Find the line that contains "Read this page and output its text content." in the entries below. Output it and each later line exactly, and nothing else.

* Begin Source material *

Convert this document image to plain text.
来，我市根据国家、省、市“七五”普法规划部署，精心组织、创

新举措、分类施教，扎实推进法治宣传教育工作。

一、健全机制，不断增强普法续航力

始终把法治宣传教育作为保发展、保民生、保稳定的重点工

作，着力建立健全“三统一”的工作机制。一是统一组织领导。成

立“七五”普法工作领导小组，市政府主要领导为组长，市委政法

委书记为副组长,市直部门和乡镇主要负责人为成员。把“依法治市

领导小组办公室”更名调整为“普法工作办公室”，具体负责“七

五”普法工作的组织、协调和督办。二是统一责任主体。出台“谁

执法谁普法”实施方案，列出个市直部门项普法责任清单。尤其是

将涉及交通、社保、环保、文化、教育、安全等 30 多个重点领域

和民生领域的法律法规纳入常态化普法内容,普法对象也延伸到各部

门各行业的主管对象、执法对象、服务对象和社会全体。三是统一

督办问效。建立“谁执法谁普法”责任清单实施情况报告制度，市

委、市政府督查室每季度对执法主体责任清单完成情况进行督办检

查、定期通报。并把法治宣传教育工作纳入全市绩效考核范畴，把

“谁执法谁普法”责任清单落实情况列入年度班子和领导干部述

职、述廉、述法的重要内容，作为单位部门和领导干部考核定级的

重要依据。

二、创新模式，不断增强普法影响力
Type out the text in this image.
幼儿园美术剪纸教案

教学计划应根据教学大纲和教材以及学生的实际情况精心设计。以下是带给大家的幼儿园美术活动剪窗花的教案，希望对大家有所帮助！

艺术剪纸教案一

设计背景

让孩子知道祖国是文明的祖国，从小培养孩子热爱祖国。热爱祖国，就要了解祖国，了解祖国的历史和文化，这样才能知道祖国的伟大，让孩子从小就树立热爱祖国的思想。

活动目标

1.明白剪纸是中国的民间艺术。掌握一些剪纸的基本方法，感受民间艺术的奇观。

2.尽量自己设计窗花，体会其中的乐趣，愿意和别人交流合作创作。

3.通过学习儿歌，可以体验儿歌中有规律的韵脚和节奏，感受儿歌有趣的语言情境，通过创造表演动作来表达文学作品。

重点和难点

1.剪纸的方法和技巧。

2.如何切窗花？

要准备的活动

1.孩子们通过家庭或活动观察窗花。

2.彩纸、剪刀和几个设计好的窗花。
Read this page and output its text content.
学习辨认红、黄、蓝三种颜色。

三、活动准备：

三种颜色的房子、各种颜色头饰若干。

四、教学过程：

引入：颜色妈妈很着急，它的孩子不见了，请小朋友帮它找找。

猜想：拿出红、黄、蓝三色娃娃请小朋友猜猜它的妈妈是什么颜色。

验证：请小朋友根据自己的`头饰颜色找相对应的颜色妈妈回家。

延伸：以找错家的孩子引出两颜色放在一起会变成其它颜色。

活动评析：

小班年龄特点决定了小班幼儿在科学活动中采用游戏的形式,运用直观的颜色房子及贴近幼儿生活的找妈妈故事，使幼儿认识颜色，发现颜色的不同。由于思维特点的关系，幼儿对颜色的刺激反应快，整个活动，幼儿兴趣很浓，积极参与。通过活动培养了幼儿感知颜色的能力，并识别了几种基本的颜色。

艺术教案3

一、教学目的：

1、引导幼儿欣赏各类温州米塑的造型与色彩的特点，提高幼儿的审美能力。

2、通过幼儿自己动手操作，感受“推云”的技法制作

* End Source material *

**Exercise answer**
Read this page and output its text content.
学习辨认红、黄、蓝三种颜色。

三、活动准备：

三种颜色的房子、各种颜色头饰若干。

四、教学过程：

引入：颜色妈妈很着急，它的孩子不见了，请小朋友帮它找找。

猜想：拿出红、黄、蓝三色娃娃请小朋友猜猜它的妈妈是什么颜色。

验证：请小朋友根据自己的`头饰颜色找相对应的颜色妈妈回家。

延伸：以找错家的孩子引出两颜色放在一起会变成其它颜色。

活动评析：

小班年龄特点决定了小班幼儿在科学活动中采用游戏的形式,运用直观的颜色房子及贴近幼儿生活的找妈妈故事，使幼儿认识颜色，发现颜色的不同。由于思维特点的关系，幼儿对颜色的刺激反应快，整个活动，幼儿兴趣很浓，积极参与。通过活动培养了幼儿感知颜色的能力，并识别了几种基本的颜色。

艺术教案3

一、教学目的：

1、引导幼儿欣赏各类温州米塑的造型与色彩的特点，提高幼儿的审美能力。

2、通过幼儿自己动手操作，感受“推云”的技法制作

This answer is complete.